(Dataset rows about figures)
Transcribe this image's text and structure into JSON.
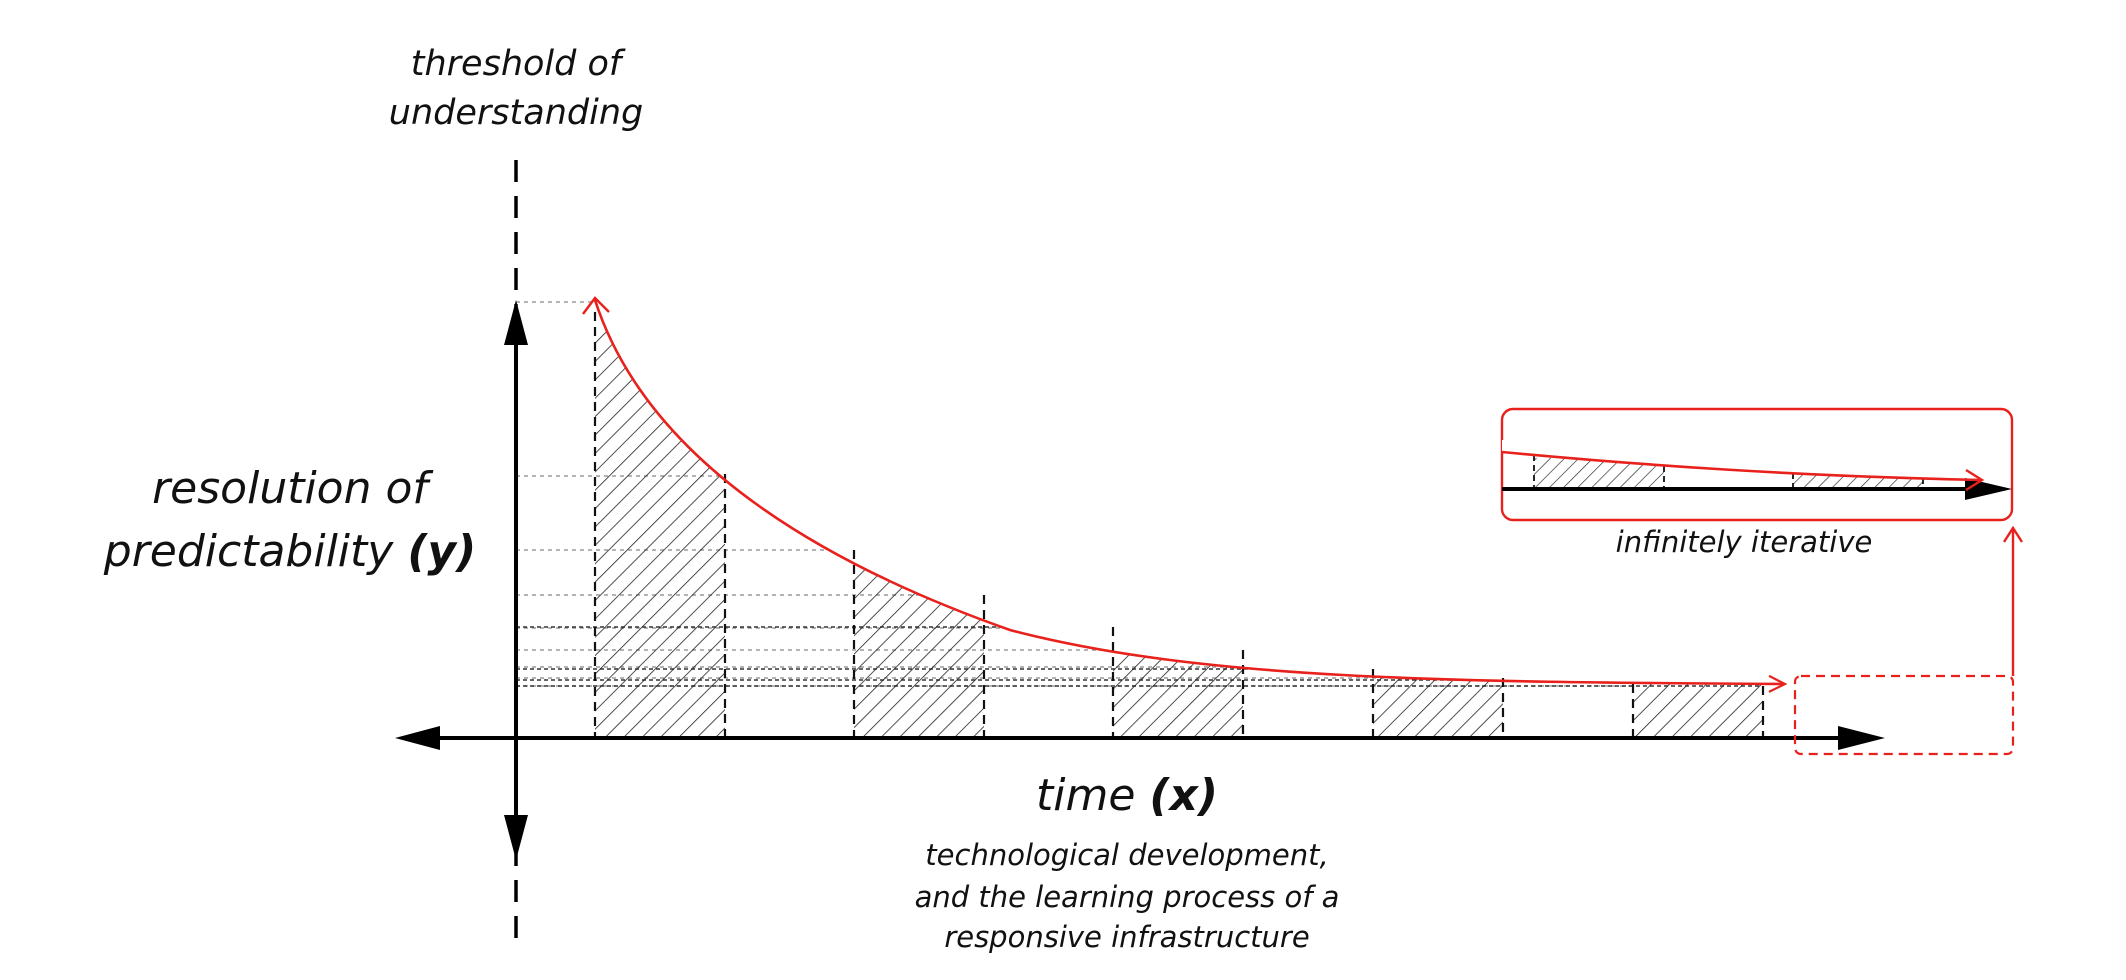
{
  "diagram": {
    "threshold_label": [
      "threshold of",
      "understanding"
    ],
    "y_axis_label": [
      "resolution of",
      "predictability"
    ],
    "y_axis_variable": "(y)",
    "x_axis_label": "time",
    "x_axis_variable": "(x)",
    "x_axis_sublabel": [
      "technological development,",
      "and the learning process of a",
      "responsive infrastructure"
    ],
    "inset_label": "infinitely iterative",
    "colors": {
      "curve": "#e8211c",
      "axis": "#000000",
      "guide": "#9a9a9a",
      "hatch": "#222222"
    },
    "hatched_bar_count": 5
  }
}
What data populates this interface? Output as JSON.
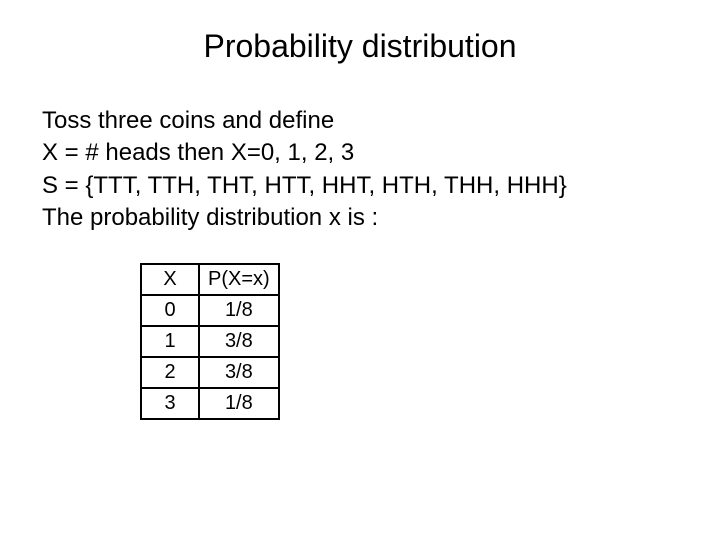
{
  "title": "Probability distribution",
  "lines": {
    "l1": "Toss three coins and define",
    "l2": "X = # heads then X=0, 1, 2, 3",
    "l3": "S = {TTT, TTH, THT, HTT, HHT, HTH, THH, HHH}",
    "l4": "The probability distribution x is :"
  },
  "table": {
    "headers": {
      "c1": "X",
      "c2": "P(X=x)"
    },
    "rows": [
      {
        "x": "0",
        "p": "1/8"
      },
      {
        "x": "1",
        "p": "3/8"
      },
      {
        "x": "2",
        "p": "3/8"
      },
      {
        "x": "3",
        "p": "1/8"
      }
    ]
  }
}
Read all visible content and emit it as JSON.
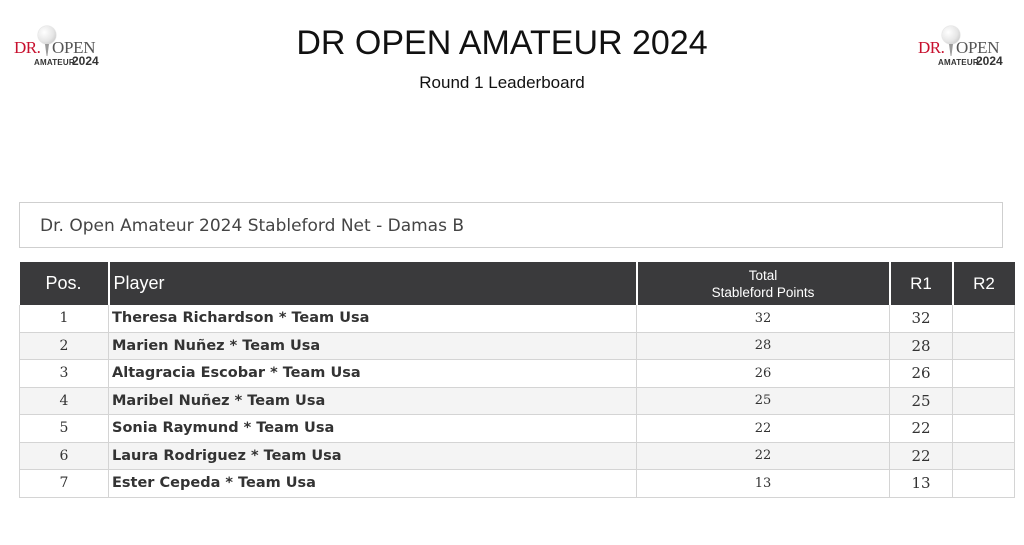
{
  "logo": {
    "dr": "DR.",
    "open": "OPEN",
    "amateur": "AMATEUR",
    "year": "2024"
  },
  "header": {
    "title": "DR OPEN AMATEUR 2024",
    "subtitle": "Round 1 Leaderboard"
  },
  "section": {
    "title": "Dr. Open Amateur 2024 Stableford Net - Damas B"
  },
  "table": {
    "columns": {
      "pos": "Pos.",
      "player": "Player",
      "total_line1": "Total",
      "total_line2": "Stableford Points",
      "r1": "R1",
      "r2": "R2"
    },
    "rows": [
      {
        "pos": "1",
        "player": "Theresa Richardson * Team Usa",
        "total": "32",
        "r1": "32",
        "r2": ""
      },
      {
        "pos": "2",
        "player": "Marien Nuñez * Team Usa",
        "total": "28",
        "r1": "28",
        "r2": ""
      },
      {
        "pos": "3",
        "player": "Altagracia Escobar * Team Usa",
        "total": "26",
        "r1": "26",
        "r2": ""
      },
      {
        "pos": "4",
        "player": "Maribel Nuñez * Team Usa",
        "total": "25",
        "r1": "25",
        "r2": ""
      },
      {
        "pos": "5",
        "player": "Sonia Raymund * Team Usa",
        "total": "22",
        "r1": "22",
        "r2": ""
      },
      {
        "pos": "6",
        "player": "Laura Rodriguez * Team Usa",
        "total": "22",
        "r1": "22",
        "r2": ""
      },
      {
        "pos": "7",
        "player": "Ester Cepeda * Team Usa",
        "total": "13",
        "r1": "13",
        "r2": ""
      }
    ]
  },
  "colors": {
    "header_bg": "#3a3a3c",
    "brand_red": "#c8102e"
  }
}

Goal of the exercise:
All lines of the data above that include the word "Nuñez" must be shown.

The completed task:
        "player": "Marien Nuñez * Team Usa",
        "player": "Maribel Nuñez * Team Usa",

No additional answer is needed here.